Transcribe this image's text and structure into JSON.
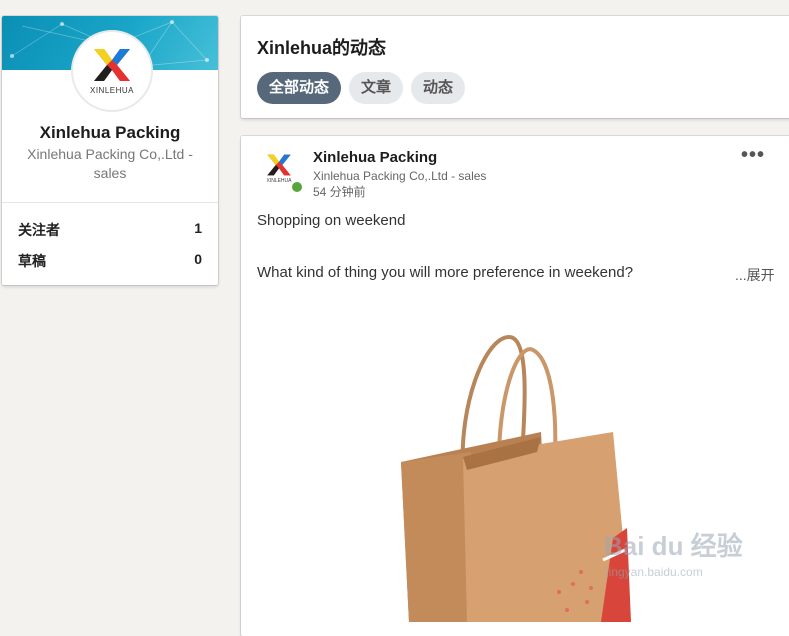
{
  "profile": {
    "logo_text": "XINLEHUA",
    "name": "Xinlehua Packing",
    "subtitle": "Xinlehua Packing Co,.Ltd - sales",
    "stats": [
      {
        "label": "关注者",
        "value": "1"
      },
      {
        "label": "草稿",
        "value": "0"
      }
    ]
  },
  "feed_header": {
    "title": "Xinlehua的动态",
    "tabs": [
      {
        "label": "全部动态",
        "active": true
      },
      {
        "label": "文章",
        "active": false
      },
      {
        "label": "动态",
        "active": false
      }
    ]
  },
  "post": {
    "logo_text": "XINLEHUA",
    "author": "Xinlehua Packing",
    "author_subtitle": "Xinlehua Packing Co,.Ltd - sales",
    "time": "54 分钟前",
    "more_icon": "ellipsis-icon",
    "text_line1": "Shopping on weekend",
    "text_line2": "What kind of thing you will more preference in weekend?",
    "expand_label": "...展开",
    "image": "kraft-paper-shopping-bag",
    "watermark_main": "Bai du 经验",
    "watermark_sub": "jingyan.baidu.com"
  },
  "colors": {
    "banner": "#0a8fb4",
    "tab_active": "#56687a",
    "tab_inactive": "#e6e9ec",
    "online": "#57a639",
    "kraft": "#c9915c"
  }
}
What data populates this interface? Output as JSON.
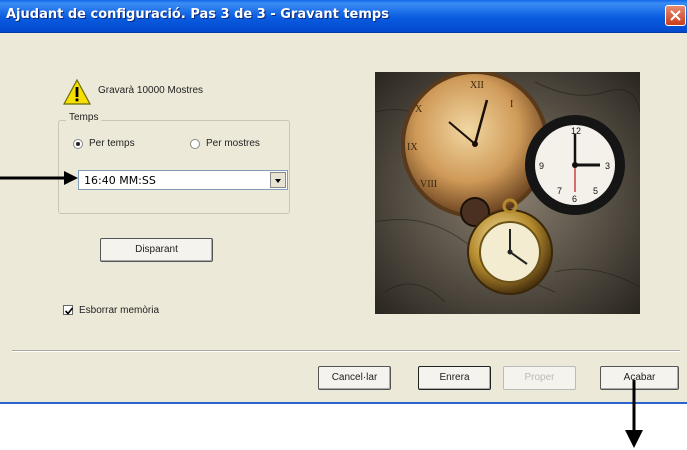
{
  "window": {
    "title": "Ajudant de configuració. Pas 3 de 3 - Gravant temps"
  },
  "warning": {
    "icon": "warning-icon",
    "text": "Gravarà 10000 Mostres"
  },
  "temps_group": {
    "label": "Temps",
    "options": [
      {
        "label": "Per temps",
        "checked": true
      },
      {
        "label": "Per mostres",
        "checked": false
      }
    ],
    "combo_value": "16:40 MM:SS"
  },
  "trigger_button": {
    "label": "Disparant"
  },
  "erase_memory": {
    "label": "Esborrar memòria",
    "checked": true
  },
  "buttons": {
    "cancel": "Cancel·lar",
    "back": "Enrera",
    "next": "Proper",
    "finish": "Acabar"
  },
  "colors": {
    "title_bar": "#0a5ce0",
    "window_bg": "#ece9d8",
    "close_button": "#c93d1c"
  }
}
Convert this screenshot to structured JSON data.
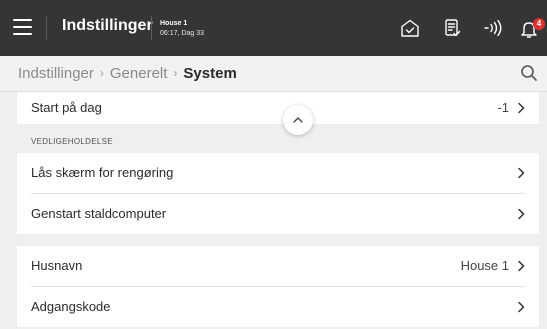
{
  "topbar": {
    "title": "Indstillinger",
    "house_name": "House 1",
    "house_time": "06:17, Dag 33",
    "notification_count": "4",
    "icons": [
      "menu-icon",
      "house-check-icon",
      "report-icon",
      "signal-icon",
      "bell-icon"
    ]
  },
  "breadcrumb": {
    "items": [
      "Indstillinger",
      "Generelt",
      "System"
    ],
    "separator": "›"
  },
  "card1": {
    "rows": [
      {
        "label": "Start på dag",
        "value": "-1"
      }
    ]
  },
  "section": {
    "header": "VEDLIGEHOLDELSE"
  },
  "card2": {
    "rows": [
      {
        "label": "Lås skærm for rengøring",
        "value": ""
      },
      {
        "label": "Genstart staldcomputer",
        "value": ""
      }
    ]
  },
  "card3": {
    "rows": [
      {
        "label": "Husnavn",
        "value": "House 1"
      },
      {
        "label": "Adgangskode",
        "value": ""
      }
    ]
  },
  "colors": {
    "topbar": "#353535",
    "background": "#efefef",
    "badge": "#e03131",
    "card": "#ffffff"
  }
}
□ □ □ □
Copy out all lines that carry the word "JSON".

Result of the task:
Transcribe this image's text and structure into JSON.
What data populates this interface? Output as JSON.
Convert this screenshot to structured JSON data.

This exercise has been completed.